_Work to be completed_
Below is a set of records; print all of them exactly as written.

* Start Exercise input *

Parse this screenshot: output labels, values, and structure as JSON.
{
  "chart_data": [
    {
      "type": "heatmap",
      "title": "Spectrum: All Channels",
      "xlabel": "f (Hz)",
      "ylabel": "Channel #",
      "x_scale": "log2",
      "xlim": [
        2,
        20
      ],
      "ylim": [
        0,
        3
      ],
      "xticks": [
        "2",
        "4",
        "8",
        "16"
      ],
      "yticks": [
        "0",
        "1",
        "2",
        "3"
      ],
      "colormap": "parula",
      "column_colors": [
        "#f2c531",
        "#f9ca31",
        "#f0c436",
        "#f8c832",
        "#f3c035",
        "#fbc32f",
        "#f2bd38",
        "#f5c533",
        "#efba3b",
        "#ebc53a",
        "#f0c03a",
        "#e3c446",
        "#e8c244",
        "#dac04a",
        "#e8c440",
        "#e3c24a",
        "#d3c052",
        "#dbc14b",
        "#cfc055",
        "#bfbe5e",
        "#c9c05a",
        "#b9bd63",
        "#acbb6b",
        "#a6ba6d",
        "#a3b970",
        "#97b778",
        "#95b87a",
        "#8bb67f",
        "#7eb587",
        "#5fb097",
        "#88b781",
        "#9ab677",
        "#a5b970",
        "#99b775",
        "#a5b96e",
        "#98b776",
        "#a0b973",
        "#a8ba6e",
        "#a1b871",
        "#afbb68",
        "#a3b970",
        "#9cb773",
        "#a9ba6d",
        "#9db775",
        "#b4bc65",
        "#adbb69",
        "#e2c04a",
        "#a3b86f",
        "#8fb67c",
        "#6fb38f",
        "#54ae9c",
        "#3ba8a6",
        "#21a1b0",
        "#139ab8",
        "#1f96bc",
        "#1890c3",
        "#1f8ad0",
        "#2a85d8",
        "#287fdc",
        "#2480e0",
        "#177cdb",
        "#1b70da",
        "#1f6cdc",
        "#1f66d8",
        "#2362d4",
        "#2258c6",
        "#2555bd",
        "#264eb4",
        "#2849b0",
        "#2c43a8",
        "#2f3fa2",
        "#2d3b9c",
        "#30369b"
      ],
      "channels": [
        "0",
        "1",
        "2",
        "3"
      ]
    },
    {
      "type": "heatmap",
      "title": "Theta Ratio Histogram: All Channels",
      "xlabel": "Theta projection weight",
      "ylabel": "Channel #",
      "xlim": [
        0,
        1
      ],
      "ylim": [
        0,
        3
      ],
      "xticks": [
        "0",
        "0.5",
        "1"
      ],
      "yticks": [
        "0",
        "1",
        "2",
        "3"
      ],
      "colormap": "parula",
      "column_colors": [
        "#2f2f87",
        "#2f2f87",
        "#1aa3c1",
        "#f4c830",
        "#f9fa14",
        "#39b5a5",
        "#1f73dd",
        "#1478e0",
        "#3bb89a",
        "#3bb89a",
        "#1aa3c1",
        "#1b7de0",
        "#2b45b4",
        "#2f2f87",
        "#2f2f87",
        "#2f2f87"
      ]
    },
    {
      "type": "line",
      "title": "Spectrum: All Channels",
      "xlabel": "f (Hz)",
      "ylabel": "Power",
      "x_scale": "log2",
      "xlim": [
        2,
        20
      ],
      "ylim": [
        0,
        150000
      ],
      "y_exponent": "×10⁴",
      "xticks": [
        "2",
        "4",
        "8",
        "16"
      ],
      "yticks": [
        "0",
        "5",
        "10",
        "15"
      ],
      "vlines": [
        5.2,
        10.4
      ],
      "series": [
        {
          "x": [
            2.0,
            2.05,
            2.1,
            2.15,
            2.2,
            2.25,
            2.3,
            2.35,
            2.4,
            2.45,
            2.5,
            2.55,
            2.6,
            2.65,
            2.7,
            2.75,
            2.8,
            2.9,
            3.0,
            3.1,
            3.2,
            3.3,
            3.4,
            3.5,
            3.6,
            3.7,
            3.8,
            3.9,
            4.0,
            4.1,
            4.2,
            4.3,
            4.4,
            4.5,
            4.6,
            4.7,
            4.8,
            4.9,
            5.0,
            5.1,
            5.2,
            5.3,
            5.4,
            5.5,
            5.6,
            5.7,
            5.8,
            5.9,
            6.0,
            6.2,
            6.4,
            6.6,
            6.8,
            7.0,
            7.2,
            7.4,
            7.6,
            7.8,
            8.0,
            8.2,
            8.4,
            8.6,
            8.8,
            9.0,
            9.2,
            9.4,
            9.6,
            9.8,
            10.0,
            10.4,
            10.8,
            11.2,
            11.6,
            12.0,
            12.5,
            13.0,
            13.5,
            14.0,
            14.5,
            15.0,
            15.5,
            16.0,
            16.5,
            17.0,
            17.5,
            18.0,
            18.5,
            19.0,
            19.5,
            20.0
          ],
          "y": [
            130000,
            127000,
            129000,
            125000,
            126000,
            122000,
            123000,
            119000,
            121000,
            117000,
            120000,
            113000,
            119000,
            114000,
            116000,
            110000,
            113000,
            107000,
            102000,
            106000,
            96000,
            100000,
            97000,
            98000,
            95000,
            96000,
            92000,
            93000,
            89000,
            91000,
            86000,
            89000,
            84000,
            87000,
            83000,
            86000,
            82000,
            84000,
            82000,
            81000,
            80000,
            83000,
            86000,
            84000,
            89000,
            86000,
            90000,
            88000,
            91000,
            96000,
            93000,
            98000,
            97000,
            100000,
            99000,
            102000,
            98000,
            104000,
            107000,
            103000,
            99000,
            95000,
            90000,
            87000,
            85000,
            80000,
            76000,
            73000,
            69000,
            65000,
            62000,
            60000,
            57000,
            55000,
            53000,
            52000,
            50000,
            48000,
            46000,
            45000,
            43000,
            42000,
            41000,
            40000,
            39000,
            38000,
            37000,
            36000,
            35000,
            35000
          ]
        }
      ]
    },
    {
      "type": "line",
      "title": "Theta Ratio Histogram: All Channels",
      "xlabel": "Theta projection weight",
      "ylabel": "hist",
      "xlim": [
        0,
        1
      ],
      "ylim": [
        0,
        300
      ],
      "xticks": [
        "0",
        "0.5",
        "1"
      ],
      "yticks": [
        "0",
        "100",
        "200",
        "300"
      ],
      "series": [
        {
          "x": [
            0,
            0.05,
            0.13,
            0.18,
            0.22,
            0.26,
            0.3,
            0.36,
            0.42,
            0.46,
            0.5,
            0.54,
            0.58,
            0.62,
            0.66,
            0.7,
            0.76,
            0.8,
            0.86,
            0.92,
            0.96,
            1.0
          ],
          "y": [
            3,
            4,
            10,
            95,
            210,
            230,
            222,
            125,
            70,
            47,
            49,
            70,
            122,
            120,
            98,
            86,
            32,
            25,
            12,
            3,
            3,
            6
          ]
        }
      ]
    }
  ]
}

* End Exercise input *

_Full output_
Parse this screenshot: output labels, values, and structure as JSON.
{
  "chart_data": [
    {
      "type": "heatmap",
      "title": "Spectrum: All Channels",
      "xlabel": "f (Hz)",
      "ylabel": "Channel #",
      "x_scale": "log2",
      "xlim": [
        2,
        20
      ],
      "ylim": [
        0,
        3
      ],
      "xticks": [
        "2",
        "4",
        "8",
        "16"
      ],
      "yticks": [
        "0",
        "1",
        "2",
        "3"
      ],
      "colormap": "parula",
      "column_colors": [
        "#f2c531",
        "#f9ca31",
        "#f0c436",
        "#f8c832",
        "#f3c035",
        "#fbc32f",
        "#f2bd38",
        "#f5c533",
        "#efba3b",
        "#ebc53a",
        "#f0c03a",
        "#e3c446",
        "#e8c244",
        "#dac04a",
        "#e8c440",
        "#e3c24a",
        "#d3c052",
        "#dbc14b",
        "#cfc055",
        "#bfbe5e",
        "#c9c05a",
        "#b9bd63",
        "#acbb6b",
        "#a6ba6d",
        "#a3b970",
        "#97b778",
        "#95b87a",
        "#8bb67f",
        "#7eb587",
        "#5fb097",
        "#88b781",
        "#9ab677",
        "#a5b970",
        "#99b775",
        "#a5b96e",
        "#98b776",
        "#a0b973",
        "#a8ba6e",
        "#a1b871",
        "#afbb68",
        "#a3b970",
        "#9cb773",
        "#a9ba6d",
        "#9db775",
        "#b4bc65",
        "#adbb69",
        "#e2c04a",
        "#a3b86f",
        "#8fb67c",
        "#6fb38f",
        "#54ae9c",
        "#3ba8a6",
        "#21a1b0",
        "#139ab8",
        "#1f96bc",
        "#1890c3",
        "#1f8ad0",
        "#2a85d8",
        "#287fdc",
        "#2480e0",
        "#177cdb",
        "#1b70da",
        "#1f6cdc",
        "#1f66d8",
        "#2362d4",
        "#2258c6",
        "#2555bd",
        "#264eb4",
        "#2849b0",
        "#2c43a8",
        "#2f3fa2",
        "#2d3b9c",
        "#30369b"
      ],
      "channels": [
        "0",
        "1",
        "2",
        "3"
      ]
    },
    {
      "type": "heatmap",
      "title": "Theta Ratio Histogram: All Channels",
      "xlabel": "Theta projection weight",
      "ylabel": "Channel #",
      "xlim": [
        0,
        1
      ],
      "ylim": [
        0,
        3
      ],
      "xticks": [
        "0",
        "0.5",
        "1"
      ],
      "yticks": [
        "0",
        "1",
        "2",
        "3"
      ],
      "colormap": "parula",
      "column_colors": [
        "#2f2f87",
        "#2f2f87",
        "#1aa3c1",
        "#f4c830",
        "#f9fa14",
        "#39b5a5",
        "#1f73dd",
        "#1478e0",
        "#3bb89a",
        "#3bb89a",
        "#1aa3c1",
        "#1b7de0",
        "#2b45b4",
        "#2f2f87",
        "#2f2f87",
        "#2f2f87"
      ]
    },
    {
      "type": "line",
      "title": "Spectrum: All Channels",
      "xlabel": "f (Hz)",
      "ylabel": "Power",
      "x_scale": "log2",
      "xlim": [
        2,
        20
      ],
      "ylim": [
        0,
        150000
      ],
      "y_exponent": "×10⁴",
      "xticks": [
        "2",
        "4",
        "8",
        "16"
      ],
      "yticks": [
        "0",
        "5",
        "10",
        "15"
      ],
      "vlines": [
        5.2,
        10.4
      ],
      "series": [
        {
          "x": [
            2.0,
            2.05,
            2.1,
            2.15,
            2.2,
            2.25,
            2.3,
            2.35,
            2.4,
            2.45,
            2.5,
            2.55,
            2.6,
            2.65,
            2.7,
            2.75,
            2.8,
            2.9,
            3.0,
            3.1,
            3.2,
            3.3,
            3.4,
            3.5,
            3.6,
            3.7,
            3.8,
            3.9,
            4.0,
            4.1,
            4.2,
            4.3,
            4.4,
            4.5,
            4.6,
            4.7,
            4.8,
            4.9,
            5.0,
            5.1,
            5.2,
            5.3,
            5.4,
            5.5,
            5.6,
            5.7,
            5.8,
            5.9,
            6.0,
            6.2,
            6.4,
            6.6,
            6.8,
            7.0,
            7.2,
            7.4,
            7.6,
            7.8,
            8.0,
            8.2,
            8.4,
            8.6,
            8.8,
            9.0,
            9.2,
            9.4,
            9.6,
            9.8,
            10.0,
            10.4,
            10.8,
            11.2,
            11.6,
            12.0,
            12.5,
            13.0,
            13.5,
            14.0,
            14.5,
            15.0,
            15.5,
            16.0,
            16.5,
            17.0,
            17.5,
            18.0,
            18.5,
            19.0,
            19.5,
            20.0
          ],
          "y": [
            130000,
            127000,
            129000,
            125000,
            126000,
            122000,
            123000,
            119000,
            121000,
            117000,
            120000,
            113000,
            119000,
            114000,
            116000,
            110000,
            113000,
            107000,
            102000,
            106000,
            96000,
            100000,
            97000,
            98000,
            95000,
            96000,
            92000,
            93000,
            89000,
            91000,
            86000,
            89000,
            84000,
            87000,
            83000,
            86000,
            82000,
            84000,
            82000,
            81000,
            80000,
            83000,
            86000,
            84000,
            89000,
            86000,
            90000,
            88000,
            91000,
            96000,
            93000,
            98000,
            97000,
            100000,
            99000,
            102000,
            98000,
            104000,
            107000,
            103000,
            99000,
            95000,
            90000,
            87000,
            85000,
            80000,
            76000,
            73000,
            69000,
            65000,
            62000,
            60000,
            57000,
            55000,
            53000,
            52000,
            50000,
            48000,
            46000,
            45000,
            43000,
            42000,
            41000,
            40000,
            39000,
            38000,
            37000,
            36000,
            35000,
            35000
          ]
        }
      ]
    },
    {
      "type": "line",
      "title": "Theta Ratio Histogram: All Channels",
      "xlabel": "Theta projection weight",
      "ylabel": "hist",
      "xlim": [
        0,
        1
      ],
      "ylim": [
        0,
        300
      ],
      "xticks": [
        "0",
        "0.5",
        "1"
      ],
      "yticks": [
        "0",
        "100",
        "200",
        "300"
      ],
      "series": [
        {
          "x": [
            0,
            0.05,
            0.13,
            0.18,
            0.22,
            0.26,
            0.3,
            0.36,
            0.42,
            0.46,
            0.5,
            0.54,
            0.58,
            0.62,
            0.66,
            0.7,
            0.76,
            0.8,
            0.86,
            0.92,
            0.96,
            1.0
          ],
          "y": [
            3,
            4,
            10,
            95,
            210,
            230,
            222,
            125,
            70,
            47,
            49,
            70,
            122,
            120,
            98,
            86,
            32,
            25,
            12,
            3,
            3,
            6
          ]
        }
      ]
    }
  ]
}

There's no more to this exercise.